## BEGIN Provided entries
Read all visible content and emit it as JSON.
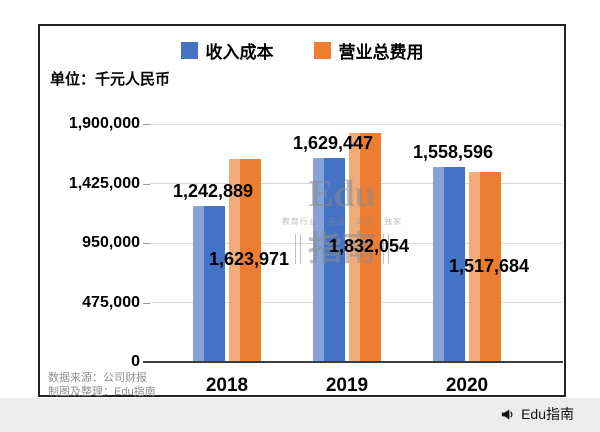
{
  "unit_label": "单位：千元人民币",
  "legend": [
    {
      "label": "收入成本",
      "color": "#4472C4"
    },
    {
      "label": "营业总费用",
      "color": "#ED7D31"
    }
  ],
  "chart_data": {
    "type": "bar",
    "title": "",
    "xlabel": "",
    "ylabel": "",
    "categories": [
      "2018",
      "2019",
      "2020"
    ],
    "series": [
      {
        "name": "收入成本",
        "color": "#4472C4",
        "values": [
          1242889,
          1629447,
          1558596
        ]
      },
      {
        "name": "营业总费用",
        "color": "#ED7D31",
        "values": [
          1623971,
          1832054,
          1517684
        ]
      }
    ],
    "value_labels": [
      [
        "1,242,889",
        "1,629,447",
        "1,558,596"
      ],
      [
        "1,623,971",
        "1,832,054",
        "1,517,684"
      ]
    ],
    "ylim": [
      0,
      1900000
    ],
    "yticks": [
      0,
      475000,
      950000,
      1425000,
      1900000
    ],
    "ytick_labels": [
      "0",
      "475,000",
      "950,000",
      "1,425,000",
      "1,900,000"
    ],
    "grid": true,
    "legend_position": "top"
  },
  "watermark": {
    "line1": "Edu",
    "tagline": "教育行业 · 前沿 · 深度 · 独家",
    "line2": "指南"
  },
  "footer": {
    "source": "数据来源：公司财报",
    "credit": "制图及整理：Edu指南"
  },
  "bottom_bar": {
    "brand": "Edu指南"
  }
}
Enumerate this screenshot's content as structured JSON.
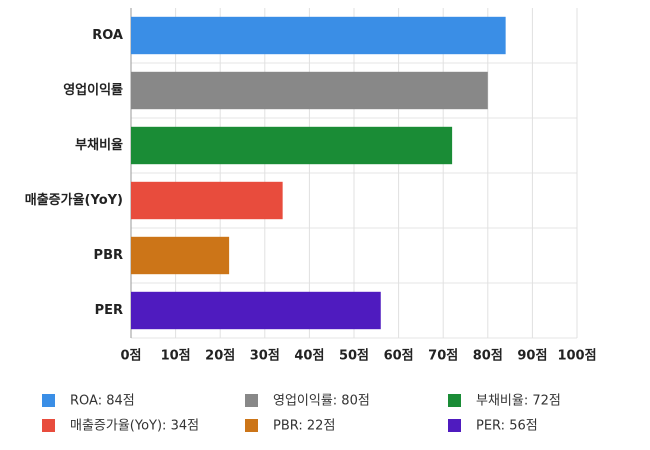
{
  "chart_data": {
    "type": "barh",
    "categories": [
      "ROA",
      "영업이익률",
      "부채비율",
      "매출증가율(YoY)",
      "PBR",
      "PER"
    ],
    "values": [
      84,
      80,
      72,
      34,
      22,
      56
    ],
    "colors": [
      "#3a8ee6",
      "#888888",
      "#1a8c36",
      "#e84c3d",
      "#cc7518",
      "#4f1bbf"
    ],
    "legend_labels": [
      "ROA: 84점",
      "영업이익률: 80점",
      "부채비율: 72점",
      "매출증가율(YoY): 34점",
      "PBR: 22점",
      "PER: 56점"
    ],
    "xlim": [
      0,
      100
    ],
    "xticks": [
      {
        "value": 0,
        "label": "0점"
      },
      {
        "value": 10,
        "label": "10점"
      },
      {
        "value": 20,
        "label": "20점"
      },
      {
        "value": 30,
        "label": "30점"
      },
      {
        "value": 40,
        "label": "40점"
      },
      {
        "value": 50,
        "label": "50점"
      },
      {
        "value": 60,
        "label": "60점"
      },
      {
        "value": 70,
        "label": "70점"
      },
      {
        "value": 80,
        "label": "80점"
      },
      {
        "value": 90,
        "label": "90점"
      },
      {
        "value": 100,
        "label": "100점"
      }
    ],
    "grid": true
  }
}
## END Provided entries
* _Stated exercise_
Would you return the data exactly as written, without the pictures?

* _Finished task_
Read all visible content and emit it as JSON.
{
  "unit_label": "单位：千元人民币",
  "legend": [
    {
      "label": "收入成本",
      "color": "#4472C4"
    },
    {
      "label": "营业总费用",
      "color": "#ED7D31"
    }
  ],
  "chart_data": {
    "type": "bar",
    "title": "",
    "xlabel": "",
    "ylabel": "",
    "categories": [
      "2018",
      "2019",
      "2020"
    ],
    "series": [
      {
        "name": "收入成本",
        "color": "#4472C4",
        "values": [
          1242889,
          1629447,
          1558596
        ]
      },
      {
        "name": "营业总费用",
        "color": "#ED7D31",
        "values": [
          1623971,
          1832054,
          1517684
        ]
      }
    ],
    "value_labels": [
      [
        "1,242,889",
        "1,629,447",
        "1,558,596"
      ],
      [
        "1,623,971",
        "1,832,054",
        "1,517,684"
      ]
    ],
    "ylim": [
      0,
      1900000
    ],
    "yticks": [
      0,
      475000,
      950000,
      1425000,
      1900000
    ],
    "ytick_labels": [
      "0",
      "475,000",
      "950,000",
      "1,425,000",
      "1,900,000"
    ],
    "grid": true,
    "legend_position": "top"
  },
  "watermark": {
    "line1": "Edu",
    "tagline": "教育行业 · 前沿 · 深度 · 独家",
    "line2": "指南"
  },
  "footer": {
    "source": "数据来源：公司财报",
    "credit": "制图及整理：Edu指南"
  },
  "bottom_bar": {
    "brand": "Edu指南"
  }
}
Enumerate this screenshot's content as structured JSON.
{
  "chart_data": {
    "type": "barh",
    "categories": [
      "ROA",
      "영업이익률",
      "부채비율",
      "매출증가율(YoY)",
      "PBR",
      "PER"
    ],
    "values": [
      84,
      80,
      72,
      34,
      22,
      56
    ],
    "colors": [
      "#3a8ee6",
      "#888888",
      "#1a8c36",
      "#e84c3d",
      "#cc7518",
      "#4f1bbf"
    ],
    "legend_labels": [
      "ROA: 84점",
      "영업이익률: 80점",
      "부채비율: 72점",
      "매출증가율(YoY): 34점",
      "PBR: 22점",
      "PER: 56점"
    ],
    "xlim": [
      0,
      100
    ],
    "xticks": [
      {
        "value": 0,
        "label": "0점"
      },
      {
        "value": 10,
        "label": "10점"
      },
      {
        "value": 20,
        "label": "20점"
      },
      {
        "value": 30,
        "label": "30점"
      },
      {
        "value": 40,
        "label": "40점"
      },
      {
        "value": 50,
        "label": "50점"
      },
      {
        "value": 60,
        "label": "60점"
      },
      {
        "value": 70,
        "label": "70점"
      },
      {
        "value": 80,
        "label": "80점"
      },
      {
        "value": 90,
        "label": "90점"
      },
      {
        "value": 100,
        "label": "100점"
      }
    ],
    "grid": true
  }
}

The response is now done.